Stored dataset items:
"""

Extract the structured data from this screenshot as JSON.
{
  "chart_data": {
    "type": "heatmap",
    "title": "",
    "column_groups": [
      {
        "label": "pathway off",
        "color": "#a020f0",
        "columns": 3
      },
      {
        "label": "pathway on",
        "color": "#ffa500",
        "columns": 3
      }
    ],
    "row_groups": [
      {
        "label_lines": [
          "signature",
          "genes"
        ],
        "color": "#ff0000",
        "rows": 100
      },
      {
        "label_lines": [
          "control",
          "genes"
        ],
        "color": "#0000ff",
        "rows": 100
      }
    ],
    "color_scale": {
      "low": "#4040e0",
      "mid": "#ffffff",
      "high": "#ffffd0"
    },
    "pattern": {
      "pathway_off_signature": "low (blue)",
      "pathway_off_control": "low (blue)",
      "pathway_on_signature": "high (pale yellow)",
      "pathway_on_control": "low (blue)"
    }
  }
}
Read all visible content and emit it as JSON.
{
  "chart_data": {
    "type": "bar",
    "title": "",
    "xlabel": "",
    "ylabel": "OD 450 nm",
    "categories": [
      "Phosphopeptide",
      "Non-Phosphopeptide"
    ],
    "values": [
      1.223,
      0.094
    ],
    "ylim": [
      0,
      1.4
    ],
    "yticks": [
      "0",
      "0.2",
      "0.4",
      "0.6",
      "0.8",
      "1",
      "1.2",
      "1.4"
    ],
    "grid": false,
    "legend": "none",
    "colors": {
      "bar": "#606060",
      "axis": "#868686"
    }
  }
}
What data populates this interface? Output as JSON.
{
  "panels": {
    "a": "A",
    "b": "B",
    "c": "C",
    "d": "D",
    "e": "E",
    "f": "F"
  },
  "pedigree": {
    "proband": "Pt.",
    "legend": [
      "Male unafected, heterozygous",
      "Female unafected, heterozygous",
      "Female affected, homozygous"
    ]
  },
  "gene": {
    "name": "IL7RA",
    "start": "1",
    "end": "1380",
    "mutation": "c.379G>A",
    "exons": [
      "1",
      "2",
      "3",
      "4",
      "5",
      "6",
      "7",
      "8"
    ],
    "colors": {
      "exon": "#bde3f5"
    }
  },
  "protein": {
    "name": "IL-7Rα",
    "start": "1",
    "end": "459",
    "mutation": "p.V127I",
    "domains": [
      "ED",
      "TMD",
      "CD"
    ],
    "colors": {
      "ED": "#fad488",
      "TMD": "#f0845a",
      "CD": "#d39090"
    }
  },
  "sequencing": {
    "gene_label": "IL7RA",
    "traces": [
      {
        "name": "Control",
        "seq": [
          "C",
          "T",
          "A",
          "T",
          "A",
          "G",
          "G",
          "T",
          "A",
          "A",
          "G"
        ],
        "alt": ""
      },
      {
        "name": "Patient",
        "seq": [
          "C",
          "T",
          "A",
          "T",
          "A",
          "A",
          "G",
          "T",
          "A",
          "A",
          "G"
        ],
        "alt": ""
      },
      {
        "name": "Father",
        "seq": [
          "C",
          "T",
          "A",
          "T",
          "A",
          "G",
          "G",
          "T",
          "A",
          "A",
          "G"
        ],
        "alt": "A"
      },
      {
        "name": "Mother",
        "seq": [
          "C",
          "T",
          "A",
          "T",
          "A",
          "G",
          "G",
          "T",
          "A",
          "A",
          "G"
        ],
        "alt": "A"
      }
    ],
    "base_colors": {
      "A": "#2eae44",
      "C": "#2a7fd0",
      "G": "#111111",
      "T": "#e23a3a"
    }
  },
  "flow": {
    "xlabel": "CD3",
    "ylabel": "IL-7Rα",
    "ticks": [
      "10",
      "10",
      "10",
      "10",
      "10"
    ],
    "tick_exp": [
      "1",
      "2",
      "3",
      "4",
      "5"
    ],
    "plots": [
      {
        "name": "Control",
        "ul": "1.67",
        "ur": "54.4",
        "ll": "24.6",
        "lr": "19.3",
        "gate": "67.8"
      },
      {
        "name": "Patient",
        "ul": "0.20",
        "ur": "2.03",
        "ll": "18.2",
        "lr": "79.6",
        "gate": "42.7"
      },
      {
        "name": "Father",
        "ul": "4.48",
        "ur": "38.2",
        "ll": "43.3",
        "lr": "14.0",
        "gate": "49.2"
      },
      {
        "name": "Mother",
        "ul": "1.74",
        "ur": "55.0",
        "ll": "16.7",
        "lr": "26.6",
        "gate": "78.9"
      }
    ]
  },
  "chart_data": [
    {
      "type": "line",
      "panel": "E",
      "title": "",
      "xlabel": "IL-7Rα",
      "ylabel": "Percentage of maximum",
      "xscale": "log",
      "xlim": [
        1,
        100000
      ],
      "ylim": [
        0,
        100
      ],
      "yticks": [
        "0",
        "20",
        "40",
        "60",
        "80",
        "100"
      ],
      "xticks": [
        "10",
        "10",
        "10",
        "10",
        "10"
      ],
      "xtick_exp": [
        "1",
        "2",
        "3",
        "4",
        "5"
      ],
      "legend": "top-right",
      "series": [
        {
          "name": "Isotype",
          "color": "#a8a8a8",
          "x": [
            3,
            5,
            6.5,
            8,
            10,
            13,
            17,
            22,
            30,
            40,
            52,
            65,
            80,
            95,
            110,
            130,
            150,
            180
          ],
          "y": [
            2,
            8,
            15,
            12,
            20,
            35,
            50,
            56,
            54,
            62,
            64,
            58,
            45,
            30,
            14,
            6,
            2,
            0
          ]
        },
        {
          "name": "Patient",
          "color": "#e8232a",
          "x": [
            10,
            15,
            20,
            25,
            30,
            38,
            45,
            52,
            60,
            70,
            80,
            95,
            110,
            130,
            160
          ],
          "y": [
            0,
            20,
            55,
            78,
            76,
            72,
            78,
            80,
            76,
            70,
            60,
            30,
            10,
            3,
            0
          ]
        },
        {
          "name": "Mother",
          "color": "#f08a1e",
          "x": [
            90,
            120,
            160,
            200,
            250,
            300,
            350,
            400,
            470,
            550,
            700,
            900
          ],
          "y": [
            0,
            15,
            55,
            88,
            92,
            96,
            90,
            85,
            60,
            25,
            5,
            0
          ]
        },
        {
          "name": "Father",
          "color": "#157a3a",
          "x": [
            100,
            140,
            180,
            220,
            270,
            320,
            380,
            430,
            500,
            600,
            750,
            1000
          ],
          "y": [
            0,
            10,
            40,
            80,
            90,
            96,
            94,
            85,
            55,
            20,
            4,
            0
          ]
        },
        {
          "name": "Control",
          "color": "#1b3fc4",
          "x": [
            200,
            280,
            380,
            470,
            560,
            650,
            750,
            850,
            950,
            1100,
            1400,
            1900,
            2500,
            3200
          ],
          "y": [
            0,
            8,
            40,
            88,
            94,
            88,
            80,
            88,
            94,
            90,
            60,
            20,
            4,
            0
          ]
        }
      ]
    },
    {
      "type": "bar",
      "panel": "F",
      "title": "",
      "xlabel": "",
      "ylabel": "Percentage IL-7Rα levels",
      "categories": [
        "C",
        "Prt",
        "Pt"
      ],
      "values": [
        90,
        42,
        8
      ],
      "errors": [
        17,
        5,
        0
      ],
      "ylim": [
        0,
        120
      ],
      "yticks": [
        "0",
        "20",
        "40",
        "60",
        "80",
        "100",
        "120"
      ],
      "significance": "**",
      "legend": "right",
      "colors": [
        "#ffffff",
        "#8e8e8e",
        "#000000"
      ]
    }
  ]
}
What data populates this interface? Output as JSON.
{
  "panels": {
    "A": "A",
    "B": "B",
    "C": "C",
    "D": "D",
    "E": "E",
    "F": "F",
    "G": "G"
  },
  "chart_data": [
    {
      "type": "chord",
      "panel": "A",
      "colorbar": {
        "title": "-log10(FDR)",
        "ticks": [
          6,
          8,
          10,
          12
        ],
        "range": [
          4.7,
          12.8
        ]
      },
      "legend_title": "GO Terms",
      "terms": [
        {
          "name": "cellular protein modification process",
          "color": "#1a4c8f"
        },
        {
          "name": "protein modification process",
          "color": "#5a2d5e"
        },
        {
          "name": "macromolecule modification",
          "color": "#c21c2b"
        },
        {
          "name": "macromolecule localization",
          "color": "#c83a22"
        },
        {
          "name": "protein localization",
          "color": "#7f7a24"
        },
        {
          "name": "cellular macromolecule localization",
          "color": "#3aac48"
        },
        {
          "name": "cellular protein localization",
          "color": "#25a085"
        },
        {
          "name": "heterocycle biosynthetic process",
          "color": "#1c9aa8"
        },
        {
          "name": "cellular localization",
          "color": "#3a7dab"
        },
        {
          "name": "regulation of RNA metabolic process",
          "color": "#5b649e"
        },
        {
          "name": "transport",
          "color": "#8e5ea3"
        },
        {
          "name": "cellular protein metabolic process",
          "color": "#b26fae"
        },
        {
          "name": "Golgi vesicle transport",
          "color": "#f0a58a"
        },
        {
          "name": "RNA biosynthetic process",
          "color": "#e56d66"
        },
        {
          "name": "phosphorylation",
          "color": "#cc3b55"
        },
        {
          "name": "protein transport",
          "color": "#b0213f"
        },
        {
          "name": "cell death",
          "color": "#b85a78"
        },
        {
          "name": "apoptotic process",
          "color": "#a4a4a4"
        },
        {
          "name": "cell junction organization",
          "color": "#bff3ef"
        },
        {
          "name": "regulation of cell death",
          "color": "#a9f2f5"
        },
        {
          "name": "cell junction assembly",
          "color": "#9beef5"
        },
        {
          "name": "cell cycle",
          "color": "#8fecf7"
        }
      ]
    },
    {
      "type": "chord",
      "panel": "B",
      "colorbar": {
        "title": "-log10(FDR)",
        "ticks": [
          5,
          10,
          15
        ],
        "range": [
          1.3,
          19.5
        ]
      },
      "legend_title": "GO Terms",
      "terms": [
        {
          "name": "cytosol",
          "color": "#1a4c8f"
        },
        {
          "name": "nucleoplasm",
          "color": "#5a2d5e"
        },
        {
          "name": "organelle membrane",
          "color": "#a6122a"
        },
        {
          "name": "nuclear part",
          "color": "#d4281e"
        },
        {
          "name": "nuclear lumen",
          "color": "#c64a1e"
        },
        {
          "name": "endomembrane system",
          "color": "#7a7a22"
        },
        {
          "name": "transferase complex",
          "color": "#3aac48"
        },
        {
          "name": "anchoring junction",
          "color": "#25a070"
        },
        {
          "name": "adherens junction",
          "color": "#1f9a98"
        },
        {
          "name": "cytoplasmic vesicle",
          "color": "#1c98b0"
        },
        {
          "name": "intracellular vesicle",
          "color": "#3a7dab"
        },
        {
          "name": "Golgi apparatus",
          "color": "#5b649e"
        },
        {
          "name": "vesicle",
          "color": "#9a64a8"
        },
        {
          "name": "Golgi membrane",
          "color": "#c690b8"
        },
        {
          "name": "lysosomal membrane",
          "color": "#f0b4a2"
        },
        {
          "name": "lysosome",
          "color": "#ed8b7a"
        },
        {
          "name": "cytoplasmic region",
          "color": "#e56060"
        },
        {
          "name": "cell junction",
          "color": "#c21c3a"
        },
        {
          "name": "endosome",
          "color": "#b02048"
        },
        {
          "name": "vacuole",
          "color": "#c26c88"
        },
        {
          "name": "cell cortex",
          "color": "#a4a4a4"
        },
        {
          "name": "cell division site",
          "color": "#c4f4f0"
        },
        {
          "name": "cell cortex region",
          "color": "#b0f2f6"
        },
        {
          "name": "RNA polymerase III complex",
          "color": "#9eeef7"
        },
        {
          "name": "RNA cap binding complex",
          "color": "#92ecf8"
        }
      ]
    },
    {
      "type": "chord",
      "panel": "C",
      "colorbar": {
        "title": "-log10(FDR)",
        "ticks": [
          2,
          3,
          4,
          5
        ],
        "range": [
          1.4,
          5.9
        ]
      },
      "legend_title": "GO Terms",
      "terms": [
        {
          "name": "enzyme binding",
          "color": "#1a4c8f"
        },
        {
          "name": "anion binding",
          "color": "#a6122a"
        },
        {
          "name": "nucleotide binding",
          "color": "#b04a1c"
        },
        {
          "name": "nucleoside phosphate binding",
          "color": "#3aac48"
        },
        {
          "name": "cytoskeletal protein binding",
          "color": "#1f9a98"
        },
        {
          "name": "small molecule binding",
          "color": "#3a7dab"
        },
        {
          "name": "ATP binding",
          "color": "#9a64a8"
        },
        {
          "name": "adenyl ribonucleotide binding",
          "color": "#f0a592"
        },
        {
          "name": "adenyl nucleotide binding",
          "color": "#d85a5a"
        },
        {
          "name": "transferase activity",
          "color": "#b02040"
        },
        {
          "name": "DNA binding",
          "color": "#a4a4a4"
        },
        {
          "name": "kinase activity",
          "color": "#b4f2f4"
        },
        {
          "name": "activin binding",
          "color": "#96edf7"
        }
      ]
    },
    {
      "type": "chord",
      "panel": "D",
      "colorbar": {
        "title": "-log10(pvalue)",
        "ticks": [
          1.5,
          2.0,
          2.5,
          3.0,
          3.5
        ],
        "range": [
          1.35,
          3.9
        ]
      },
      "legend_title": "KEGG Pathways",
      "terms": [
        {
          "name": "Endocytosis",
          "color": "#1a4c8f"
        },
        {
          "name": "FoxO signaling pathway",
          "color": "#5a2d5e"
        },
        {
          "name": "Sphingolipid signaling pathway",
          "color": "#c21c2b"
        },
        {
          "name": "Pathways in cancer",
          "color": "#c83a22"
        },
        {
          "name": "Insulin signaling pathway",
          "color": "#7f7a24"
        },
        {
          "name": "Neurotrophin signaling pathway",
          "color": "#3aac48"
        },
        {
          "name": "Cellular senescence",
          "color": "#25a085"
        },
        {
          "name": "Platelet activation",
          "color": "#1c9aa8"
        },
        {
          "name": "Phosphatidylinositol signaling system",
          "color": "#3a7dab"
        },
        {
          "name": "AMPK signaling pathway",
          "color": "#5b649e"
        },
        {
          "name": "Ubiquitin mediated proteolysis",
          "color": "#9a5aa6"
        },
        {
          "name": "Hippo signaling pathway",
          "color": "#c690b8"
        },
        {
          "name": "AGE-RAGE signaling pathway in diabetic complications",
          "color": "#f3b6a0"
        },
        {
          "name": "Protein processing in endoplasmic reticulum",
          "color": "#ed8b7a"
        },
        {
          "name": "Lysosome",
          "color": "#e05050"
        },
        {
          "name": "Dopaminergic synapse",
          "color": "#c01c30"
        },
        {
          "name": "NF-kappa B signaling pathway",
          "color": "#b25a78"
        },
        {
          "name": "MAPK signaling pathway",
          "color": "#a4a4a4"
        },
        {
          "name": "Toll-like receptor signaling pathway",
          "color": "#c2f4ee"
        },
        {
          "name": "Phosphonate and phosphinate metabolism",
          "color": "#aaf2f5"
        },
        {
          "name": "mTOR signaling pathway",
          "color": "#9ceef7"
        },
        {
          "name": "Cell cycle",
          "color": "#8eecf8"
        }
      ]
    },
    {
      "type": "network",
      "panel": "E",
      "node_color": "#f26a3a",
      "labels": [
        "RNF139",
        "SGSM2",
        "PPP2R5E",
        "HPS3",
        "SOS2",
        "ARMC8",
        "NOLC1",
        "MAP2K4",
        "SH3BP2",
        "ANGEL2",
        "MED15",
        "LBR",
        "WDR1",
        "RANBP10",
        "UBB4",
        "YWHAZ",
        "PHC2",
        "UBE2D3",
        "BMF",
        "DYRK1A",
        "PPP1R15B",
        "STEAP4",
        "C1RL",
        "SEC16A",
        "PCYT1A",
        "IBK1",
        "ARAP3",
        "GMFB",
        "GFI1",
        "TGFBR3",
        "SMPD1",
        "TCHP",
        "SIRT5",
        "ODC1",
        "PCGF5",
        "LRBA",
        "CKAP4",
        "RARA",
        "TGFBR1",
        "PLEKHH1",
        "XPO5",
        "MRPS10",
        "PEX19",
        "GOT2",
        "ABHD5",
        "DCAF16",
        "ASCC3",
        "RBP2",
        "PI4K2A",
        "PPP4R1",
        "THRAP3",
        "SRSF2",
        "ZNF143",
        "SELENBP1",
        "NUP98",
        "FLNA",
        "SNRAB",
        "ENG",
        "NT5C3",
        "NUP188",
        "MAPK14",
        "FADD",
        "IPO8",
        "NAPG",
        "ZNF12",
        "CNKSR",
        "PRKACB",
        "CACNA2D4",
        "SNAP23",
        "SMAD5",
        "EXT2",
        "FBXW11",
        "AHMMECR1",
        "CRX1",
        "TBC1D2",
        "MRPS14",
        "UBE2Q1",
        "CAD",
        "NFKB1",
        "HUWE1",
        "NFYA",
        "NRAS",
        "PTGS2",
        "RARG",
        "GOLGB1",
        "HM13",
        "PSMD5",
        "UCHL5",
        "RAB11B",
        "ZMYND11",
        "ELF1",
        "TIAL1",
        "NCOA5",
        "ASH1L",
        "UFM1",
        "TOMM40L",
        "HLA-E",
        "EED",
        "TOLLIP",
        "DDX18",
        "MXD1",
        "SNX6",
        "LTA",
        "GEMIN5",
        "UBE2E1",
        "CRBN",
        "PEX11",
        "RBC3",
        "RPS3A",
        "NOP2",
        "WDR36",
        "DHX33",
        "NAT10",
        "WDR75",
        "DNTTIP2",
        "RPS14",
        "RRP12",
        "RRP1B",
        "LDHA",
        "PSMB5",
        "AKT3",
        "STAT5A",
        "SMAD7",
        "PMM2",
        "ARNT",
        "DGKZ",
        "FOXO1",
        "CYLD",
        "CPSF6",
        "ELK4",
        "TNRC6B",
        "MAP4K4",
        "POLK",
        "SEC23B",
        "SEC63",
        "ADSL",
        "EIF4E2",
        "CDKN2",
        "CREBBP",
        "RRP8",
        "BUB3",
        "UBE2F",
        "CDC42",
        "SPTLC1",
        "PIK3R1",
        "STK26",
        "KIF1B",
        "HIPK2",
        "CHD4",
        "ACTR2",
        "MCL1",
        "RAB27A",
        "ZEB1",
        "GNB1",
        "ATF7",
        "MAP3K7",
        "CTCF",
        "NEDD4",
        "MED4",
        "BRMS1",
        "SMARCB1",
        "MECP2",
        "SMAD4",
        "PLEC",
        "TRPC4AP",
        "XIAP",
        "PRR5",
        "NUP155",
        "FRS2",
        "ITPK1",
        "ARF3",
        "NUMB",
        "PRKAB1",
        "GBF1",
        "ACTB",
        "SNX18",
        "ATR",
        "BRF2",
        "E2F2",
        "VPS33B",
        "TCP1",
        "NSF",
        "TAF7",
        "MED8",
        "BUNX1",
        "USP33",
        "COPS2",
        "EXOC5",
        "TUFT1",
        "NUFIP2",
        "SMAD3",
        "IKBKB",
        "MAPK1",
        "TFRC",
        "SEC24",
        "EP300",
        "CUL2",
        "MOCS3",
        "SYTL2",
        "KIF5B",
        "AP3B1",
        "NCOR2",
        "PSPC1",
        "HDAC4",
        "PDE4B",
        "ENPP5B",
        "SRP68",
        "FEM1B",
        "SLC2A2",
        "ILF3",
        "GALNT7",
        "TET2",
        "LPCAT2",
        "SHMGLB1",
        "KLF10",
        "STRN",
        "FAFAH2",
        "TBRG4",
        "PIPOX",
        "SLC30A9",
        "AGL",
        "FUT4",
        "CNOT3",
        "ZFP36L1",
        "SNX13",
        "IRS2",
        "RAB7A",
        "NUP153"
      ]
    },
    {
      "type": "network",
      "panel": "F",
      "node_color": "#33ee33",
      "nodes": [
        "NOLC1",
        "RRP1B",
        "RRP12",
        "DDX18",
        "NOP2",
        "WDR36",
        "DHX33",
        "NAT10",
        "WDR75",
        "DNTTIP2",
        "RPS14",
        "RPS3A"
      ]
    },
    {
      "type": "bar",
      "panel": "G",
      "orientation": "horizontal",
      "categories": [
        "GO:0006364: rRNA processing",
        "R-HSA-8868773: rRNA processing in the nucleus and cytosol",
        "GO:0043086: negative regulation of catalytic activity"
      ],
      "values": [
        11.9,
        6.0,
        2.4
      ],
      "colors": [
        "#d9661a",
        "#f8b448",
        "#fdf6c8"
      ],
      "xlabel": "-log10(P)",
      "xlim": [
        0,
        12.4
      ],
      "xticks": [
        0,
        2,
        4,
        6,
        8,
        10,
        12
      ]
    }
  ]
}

"""

#### DESCRIPTION OF THE TASK:
Only the lines that hold the word "regulation" are wanted; each should be pulled from the records.

#### ANSWER SPACE:
          "name": "regulation of RNA metabolic process",
          "name": "regulation of cell death",
        "GO:0043086: negative regulation of catalytic activity"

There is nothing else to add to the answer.